Entries from a dataset:

+ + + +

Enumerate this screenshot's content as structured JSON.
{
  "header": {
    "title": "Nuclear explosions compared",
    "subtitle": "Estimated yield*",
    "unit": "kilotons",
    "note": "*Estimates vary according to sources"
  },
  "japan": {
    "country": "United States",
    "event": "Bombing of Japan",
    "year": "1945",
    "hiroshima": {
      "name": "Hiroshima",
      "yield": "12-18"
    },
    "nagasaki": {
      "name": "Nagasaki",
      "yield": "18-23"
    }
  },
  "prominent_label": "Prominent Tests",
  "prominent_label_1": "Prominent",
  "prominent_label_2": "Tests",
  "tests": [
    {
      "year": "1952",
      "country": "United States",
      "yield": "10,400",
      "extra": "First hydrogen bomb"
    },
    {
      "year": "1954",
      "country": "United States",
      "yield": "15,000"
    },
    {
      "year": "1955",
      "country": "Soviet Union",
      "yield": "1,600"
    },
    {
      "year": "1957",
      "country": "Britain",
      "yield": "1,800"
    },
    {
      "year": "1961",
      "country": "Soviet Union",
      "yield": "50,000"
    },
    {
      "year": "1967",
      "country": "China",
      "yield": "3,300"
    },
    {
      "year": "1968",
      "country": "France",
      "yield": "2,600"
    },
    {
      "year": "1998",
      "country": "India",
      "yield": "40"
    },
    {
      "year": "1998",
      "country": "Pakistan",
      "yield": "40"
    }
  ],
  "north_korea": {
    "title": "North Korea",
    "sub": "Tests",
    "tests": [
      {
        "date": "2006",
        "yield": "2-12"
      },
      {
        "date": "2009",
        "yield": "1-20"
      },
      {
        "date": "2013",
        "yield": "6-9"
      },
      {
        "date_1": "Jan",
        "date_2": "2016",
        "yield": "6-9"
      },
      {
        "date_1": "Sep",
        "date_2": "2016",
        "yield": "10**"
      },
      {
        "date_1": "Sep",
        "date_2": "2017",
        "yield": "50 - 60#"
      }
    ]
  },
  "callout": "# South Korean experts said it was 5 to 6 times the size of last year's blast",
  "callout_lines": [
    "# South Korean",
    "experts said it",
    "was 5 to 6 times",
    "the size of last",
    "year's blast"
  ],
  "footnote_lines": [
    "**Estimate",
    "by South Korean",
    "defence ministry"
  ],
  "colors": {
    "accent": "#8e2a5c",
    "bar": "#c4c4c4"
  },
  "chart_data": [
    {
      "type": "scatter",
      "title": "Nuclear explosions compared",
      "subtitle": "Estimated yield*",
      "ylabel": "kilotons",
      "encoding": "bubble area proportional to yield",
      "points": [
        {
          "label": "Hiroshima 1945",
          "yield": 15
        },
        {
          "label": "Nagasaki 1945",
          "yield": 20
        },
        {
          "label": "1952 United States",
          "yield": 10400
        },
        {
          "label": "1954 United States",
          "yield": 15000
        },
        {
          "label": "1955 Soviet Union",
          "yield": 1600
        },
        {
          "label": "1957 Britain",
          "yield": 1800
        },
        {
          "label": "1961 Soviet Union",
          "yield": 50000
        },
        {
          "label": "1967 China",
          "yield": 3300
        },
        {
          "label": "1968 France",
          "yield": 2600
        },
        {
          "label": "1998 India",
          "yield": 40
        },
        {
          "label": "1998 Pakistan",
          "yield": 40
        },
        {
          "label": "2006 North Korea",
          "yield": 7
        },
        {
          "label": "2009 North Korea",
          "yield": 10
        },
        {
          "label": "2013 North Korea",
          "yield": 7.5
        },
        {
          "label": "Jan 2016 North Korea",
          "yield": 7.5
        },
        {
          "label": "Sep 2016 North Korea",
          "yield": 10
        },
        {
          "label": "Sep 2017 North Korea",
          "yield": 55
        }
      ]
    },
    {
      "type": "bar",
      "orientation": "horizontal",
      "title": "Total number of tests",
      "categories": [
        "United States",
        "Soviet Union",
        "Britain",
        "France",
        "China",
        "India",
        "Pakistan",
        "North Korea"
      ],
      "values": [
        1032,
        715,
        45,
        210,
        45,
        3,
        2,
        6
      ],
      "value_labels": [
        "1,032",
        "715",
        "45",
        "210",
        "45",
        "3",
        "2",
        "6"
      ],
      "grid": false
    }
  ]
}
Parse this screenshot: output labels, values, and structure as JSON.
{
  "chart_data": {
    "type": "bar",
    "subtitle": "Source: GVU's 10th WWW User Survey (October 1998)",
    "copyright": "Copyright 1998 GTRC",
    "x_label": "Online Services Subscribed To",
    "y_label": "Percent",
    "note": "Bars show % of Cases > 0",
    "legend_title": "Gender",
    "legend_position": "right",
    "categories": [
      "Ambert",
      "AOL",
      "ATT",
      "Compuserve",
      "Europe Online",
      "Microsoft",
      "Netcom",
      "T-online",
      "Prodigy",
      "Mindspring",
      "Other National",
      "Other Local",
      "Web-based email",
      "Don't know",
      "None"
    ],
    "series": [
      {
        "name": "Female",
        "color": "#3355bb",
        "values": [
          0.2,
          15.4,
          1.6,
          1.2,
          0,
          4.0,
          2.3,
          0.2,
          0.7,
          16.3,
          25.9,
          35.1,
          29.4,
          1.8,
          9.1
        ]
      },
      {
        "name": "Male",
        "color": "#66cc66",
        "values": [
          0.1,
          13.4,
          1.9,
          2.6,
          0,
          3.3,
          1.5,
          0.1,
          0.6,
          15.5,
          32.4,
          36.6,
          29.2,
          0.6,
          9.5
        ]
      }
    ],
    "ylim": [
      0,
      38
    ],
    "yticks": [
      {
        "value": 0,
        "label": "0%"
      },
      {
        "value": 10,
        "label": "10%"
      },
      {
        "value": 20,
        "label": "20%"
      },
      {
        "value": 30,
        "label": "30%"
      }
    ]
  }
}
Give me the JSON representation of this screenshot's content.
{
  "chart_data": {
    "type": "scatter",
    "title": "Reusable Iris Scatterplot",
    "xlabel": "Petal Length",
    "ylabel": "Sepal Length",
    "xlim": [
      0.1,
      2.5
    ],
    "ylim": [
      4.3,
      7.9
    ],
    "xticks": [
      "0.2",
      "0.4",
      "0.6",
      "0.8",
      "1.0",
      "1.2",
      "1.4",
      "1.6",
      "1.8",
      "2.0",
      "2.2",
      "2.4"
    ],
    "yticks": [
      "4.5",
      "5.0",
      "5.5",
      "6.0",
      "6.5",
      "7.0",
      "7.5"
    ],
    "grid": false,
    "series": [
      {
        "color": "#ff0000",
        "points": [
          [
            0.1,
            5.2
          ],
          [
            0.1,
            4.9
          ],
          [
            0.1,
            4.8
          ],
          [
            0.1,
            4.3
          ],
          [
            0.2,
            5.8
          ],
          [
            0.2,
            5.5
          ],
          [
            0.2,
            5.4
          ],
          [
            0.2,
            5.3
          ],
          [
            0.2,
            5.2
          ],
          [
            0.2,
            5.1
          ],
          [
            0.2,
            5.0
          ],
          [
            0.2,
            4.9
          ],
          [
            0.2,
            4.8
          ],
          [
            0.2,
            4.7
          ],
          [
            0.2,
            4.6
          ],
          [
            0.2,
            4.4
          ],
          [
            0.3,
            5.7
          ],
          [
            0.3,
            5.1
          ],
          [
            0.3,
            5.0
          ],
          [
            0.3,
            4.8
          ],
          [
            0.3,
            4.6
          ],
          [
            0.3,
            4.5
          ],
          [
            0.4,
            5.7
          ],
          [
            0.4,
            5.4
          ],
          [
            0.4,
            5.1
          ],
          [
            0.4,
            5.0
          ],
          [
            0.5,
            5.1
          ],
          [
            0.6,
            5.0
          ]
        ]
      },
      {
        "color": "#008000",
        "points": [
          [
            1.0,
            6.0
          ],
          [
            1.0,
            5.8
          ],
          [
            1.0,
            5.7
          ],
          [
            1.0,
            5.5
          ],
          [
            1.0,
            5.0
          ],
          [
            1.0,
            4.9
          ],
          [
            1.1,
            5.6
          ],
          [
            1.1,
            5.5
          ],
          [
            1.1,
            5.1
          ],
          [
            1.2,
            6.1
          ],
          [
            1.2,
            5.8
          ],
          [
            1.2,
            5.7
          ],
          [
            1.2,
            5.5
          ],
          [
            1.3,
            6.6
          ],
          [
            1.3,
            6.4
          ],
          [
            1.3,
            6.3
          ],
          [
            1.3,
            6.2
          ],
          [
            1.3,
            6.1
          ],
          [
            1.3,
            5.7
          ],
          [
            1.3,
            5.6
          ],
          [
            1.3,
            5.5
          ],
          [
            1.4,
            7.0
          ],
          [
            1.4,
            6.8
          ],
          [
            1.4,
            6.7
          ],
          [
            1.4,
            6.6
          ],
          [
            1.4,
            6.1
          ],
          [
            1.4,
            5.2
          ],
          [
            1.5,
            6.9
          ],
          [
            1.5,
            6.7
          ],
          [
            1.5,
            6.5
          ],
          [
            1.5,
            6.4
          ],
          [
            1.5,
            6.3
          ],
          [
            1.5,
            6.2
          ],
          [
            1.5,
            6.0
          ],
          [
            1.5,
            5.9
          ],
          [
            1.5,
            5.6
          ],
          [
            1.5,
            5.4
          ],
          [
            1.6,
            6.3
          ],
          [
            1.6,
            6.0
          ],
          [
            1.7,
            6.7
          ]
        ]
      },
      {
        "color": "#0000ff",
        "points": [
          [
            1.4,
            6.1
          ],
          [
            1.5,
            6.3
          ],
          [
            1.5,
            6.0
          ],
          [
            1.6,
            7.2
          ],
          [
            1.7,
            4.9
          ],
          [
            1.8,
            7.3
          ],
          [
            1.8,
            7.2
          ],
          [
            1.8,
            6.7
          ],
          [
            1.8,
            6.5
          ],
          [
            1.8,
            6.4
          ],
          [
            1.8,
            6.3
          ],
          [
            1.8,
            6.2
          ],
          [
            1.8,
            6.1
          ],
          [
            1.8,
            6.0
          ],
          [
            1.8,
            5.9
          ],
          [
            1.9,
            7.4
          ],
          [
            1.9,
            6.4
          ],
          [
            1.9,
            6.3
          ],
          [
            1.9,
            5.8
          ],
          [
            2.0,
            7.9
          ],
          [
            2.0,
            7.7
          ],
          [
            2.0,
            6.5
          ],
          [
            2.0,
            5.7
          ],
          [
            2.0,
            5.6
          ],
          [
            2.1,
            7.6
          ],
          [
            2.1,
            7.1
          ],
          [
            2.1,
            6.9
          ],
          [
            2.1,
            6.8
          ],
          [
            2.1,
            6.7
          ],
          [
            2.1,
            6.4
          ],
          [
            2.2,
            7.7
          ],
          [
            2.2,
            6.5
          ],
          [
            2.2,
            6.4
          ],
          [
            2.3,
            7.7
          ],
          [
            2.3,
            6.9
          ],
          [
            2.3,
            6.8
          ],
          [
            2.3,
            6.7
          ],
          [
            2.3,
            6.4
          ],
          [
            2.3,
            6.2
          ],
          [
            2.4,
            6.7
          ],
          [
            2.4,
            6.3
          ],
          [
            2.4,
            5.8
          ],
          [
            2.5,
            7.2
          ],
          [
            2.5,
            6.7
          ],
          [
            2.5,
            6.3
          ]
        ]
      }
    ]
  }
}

+ + + +

■ **What you should do**:
Work out how many lines in the records above contain the word "India", and reply with that number alone.

■ **Correct result**:
3